● THE PROBLEM
Copy out all of the data exactly as it appears.

▼

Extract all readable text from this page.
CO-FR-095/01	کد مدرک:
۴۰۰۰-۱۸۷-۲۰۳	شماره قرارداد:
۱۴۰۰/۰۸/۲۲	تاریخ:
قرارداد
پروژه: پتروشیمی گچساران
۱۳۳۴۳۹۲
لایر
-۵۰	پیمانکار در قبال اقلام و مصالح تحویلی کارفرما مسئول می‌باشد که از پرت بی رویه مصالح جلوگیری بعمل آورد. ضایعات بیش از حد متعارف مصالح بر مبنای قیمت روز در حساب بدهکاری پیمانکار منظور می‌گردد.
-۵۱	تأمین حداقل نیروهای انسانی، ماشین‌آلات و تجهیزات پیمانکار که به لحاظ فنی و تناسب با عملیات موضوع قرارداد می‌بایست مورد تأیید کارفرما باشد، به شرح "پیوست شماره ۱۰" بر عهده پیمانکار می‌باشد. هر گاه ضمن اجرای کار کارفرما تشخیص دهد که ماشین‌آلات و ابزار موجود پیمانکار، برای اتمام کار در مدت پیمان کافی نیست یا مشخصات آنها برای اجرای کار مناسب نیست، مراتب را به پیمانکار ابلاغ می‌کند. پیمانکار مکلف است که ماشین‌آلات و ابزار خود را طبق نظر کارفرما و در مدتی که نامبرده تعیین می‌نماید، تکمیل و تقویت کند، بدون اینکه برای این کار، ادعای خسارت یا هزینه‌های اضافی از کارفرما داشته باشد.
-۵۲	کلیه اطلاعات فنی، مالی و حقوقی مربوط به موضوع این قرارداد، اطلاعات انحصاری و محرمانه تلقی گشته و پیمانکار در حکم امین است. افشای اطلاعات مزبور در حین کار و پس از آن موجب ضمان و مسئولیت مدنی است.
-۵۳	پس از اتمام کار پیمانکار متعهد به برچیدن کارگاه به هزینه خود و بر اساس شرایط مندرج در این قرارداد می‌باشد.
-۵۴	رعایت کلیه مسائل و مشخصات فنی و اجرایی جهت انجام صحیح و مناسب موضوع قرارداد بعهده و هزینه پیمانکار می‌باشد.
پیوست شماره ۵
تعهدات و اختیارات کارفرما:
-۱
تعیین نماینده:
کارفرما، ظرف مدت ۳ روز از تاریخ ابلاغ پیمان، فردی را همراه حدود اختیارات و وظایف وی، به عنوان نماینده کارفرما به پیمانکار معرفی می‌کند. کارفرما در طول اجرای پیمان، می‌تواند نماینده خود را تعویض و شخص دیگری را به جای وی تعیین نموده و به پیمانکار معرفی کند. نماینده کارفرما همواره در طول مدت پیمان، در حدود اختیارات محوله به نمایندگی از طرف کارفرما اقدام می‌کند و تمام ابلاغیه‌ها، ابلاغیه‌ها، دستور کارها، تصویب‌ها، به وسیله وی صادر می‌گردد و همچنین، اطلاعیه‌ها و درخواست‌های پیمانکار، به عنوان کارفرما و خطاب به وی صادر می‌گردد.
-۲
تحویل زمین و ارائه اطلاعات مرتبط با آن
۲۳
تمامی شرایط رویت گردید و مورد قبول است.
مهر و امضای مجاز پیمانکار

▲

● TASK RESULT
Extract all readable text from this page.
CO-FR-095/01	کد مدرک:
۴۰۰۰-۱۸۷-۲۰۳	شماره قرارداد:
۱۴۰۰/۰۸/۲۲	تاریخ:
قرارداد
پروژه: پتروشیمی گچساران
۱۳۳۴۳۹۲
لایر
-۵۰	پیمانکار در قبال اقلام و مصالح تحویلی کارفرما مسئول می‌باشد که از پرت بی رویه مصالح جلوگیری بعمل آورد. ضایعات بیش از حد متعارف مصالح بر مبنای قیمت روز در حساب بدهکاری پیمانکار منظور می‌گردد.
-۵۱	تأمین حداقل نیروهای انسانی، ماشین‌آلات و تجهیزات پیمانکار که به لحاظ فنی و تناسب با عملیات موضوع قرارداد می‌بایست مورد تأیید کارفرما باشد، به شرح "پیوست شماره ۱۰" بر عهده پیمانکار می‌باشد. هر گاه ضمن اجرای کار کارفرما تشخیص دهد که ماشین‌آلات و ابزار موجود پیمانکار، برای اتمام کار در مدت پیمان کافی نیست یا مشخصات آنها برای اجرای کار مناسب نیست، مراتب را به پیمانکار ابلاغ می‌کند. پیمانکار مکلف است که ماشین‌آلات و ابزار خود را طبق نظر کارفرما و در مدتی که نامبرده تعیین می‌نماید، تکمیل و تقویت کند، بدون اینکه برای این کار، ادعای خسارت یا هزینه‌های اضافی از کارفرما داشته باشد.
-۵۲	کلیه اطلاعات فنی، مالی و حقوقی مربوط به موضوع این قرارداد، اطلاعات انحصاری و محرمانه تلقی گشته و پیمانکار در حکم امین است. افشای اطلاعات مزبور در حین کار و پس از آن موجب ضمان و مسئولیت مدنی است.
-۵۳	پس از اتمام کار پیمانکار متعهد به برچیدن کارگاه به هزینه خود و بر اساس شرایط مندرج در این قرارداد می‌باشد.
-۵۴	رعایت کلیه مسائل و مشخصات فنی و اجرایی جهت انجام صحیح و مناسب موضوع قرارداد بعهده و هزینه پیمانکار می‌باشد.
پیوست شماره ۵
تعهدات و اختیارات کارفرما:
-۱
تعیین نماینده:
کارفرما، ظرف مدت ۳ روز از تاریخ ابلاغ پیمان، فردی را همراه حدود اختیارات و وظایف وی، به عنوان نماینده کارفرما به پیمانکار معرفی می‌کند. کارفرما در طول اجرای پیمان، می‌تواند نماینده خود را تعویض و شخص دیگری را به جای وی تعیین نموده و به پیمانکار معرفی کند. نماینده کارفرما همواره در طول مدت پیمان، در حدود اختیارات محوله به نمایندگی از طرف کارفرما اقدام می‌کند و تمام ابلاغیه‌ها، ابلاغیه‌ها، دستور کارها، تصویب‌ها، به وسیله وی صادر می‌گردد و همچنین، اطلاعیه‌ها و درخواست‌های پیمانکار، به عنوان کارفرما و خطاب به وی صادر می‌گردد.
-۲
تحویل زمین و ارائه اطلاعات مرتبط با آن
۲۳
تمامی شرایط رویت گردید و مورد قبول است.
مهر و امضای مجاز پیمانکار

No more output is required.